PROMPT |
Which lines hold the word "this"? Copy each of them from the material.
----------------
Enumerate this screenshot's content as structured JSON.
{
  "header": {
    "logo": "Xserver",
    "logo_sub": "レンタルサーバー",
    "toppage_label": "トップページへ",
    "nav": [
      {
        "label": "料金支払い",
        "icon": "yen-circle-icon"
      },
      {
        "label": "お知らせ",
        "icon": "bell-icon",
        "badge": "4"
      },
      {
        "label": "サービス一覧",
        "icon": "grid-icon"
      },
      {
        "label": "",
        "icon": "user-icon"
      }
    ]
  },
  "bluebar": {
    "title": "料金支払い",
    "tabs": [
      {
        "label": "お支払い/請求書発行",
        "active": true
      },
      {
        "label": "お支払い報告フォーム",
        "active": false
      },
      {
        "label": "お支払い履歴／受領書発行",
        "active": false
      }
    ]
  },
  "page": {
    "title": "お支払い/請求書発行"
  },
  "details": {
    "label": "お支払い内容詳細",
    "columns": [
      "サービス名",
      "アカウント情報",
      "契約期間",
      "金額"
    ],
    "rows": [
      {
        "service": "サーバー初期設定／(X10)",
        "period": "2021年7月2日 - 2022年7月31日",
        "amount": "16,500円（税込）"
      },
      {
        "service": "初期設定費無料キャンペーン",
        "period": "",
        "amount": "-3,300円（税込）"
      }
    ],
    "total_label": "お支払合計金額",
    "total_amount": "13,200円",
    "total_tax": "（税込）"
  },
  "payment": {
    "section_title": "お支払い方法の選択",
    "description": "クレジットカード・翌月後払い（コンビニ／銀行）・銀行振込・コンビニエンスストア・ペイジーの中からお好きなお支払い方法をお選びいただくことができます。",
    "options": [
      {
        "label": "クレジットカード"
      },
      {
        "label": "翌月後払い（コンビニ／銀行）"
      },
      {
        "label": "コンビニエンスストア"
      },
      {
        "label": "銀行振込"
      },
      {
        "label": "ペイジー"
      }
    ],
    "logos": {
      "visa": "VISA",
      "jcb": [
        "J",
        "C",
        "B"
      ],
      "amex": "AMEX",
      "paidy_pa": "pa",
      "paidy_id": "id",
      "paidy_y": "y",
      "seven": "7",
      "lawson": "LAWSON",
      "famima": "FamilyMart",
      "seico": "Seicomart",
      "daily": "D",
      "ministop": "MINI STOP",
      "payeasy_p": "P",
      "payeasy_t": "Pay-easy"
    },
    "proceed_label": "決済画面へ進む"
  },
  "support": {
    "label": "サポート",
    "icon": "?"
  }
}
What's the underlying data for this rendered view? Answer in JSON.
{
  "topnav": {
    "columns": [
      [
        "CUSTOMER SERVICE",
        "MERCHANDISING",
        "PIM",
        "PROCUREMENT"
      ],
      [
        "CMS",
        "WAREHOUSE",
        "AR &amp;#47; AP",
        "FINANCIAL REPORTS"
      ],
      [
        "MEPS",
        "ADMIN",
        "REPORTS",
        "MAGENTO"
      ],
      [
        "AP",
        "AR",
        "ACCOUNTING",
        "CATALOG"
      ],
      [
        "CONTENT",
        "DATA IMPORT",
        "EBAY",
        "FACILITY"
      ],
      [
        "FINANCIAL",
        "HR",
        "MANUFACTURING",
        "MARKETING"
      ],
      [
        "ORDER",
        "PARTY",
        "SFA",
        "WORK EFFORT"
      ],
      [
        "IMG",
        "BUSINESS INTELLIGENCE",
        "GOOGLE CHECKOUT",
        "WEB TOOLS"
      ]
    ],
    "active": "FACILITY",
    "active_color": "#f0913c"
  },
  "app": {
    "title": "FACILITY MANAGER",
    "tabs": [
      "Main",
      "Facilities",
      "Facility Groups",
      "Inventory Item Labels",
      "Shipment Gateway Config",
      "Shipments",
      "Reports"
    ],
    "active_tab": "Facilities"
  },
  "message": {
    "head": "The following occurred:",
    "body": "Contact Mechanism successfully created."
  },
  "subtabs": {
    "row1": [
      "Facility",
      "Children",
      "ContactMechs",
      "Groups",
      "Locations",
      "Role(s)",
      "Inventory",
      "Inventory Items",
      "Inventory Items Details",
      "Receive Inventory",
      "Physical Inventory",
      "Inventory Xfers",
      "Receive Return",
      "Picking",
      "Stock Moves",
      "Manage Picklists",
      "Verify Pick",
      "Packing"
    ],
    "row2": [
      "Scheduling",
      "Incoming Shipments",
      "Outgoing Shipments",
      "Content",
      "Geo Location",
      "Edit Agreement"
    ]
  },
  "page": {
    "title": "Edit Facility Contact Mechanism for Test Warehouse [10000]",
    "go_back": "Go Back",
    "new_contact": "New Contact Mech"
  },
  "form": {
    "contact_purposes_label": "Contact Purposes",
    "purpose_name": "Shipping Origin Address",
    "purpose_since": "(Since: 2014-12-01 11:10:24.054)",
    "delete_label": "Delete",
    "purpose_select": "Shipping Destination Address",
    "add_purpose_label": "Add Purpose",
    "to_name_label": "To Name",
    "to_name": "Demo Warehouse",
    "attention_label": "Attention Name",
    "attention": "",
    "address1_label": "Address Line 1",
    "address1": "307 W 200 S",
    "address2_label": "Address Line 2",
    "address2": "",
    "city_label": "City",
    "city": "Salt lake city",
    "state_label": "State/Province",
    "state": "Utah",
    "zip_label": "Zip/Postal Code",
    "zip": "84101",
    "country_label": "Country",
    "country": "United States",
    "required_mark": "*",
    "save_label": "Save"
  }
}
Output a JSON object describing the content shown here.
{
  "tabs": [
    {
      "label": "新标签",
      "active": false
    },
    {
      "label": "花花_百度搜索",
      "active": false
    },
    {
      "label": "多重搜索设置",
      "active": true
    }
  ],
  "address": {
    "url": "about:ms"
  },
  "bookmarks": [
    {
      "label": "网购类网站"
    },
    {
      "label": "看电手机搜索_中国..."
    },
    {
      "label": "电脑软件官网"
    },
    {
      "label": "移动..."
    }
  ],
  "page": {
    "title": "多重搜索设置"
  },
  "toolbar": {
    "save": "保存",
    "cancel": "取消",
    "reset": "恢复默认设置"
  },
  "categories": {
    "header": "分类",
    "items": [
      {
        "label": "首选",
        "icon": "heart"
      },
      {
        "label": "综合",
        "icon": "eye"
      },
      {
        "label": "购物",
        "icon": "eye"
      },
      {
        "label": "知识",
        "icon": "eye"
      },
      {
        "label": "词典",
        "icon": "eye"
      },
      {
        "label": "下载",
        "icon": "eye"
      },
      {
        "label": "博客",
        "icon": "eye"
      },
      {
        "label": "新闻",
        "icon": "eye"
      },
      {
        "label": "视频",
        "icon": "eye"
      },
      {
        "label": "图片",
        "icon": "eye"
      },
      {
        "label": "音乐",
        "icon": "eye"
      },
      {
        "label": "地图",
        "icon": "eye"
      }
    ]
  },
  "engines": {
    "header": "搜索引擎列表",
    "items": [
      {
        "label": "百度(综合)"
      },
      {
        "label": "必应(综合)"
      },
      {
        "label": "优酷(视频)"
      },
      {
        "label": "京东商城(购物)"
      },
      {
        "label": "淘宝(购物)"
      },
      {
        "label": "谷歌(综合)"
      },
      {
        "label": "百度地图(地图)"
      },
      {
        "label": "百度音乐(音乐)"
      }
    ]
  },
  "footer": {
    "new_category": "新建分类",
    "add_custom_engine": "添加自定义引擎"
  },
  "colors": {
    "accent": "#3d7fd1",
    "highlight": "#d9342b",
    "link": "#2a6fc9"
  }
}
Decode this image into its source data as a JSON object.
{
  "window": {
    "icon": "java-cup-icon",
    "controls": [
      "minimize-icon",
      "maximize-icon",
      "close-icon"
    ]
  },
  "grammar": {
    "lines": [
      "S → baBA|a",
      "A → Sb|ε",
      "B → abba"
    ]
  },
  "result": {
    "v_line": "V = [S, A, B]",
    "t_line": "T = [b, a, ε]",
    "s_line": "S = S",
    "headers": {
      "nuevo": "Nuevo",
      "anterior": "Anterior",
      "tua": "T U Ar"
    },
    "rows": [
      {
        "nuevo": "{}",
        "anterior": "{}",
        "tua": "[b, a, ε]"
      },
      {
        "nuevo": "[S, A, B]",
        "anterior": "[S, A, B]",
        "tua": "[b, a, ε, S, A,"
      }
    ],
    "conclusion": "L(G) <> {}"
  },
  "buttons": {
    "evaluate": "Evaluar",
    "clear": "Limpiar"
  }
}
----------------
THE REPLY |
Enumerate this screenshot's content as structured JSON.
What's the underlying data for this rendered view? Answer in JSON.
Decode this image into its source data as a JSON object.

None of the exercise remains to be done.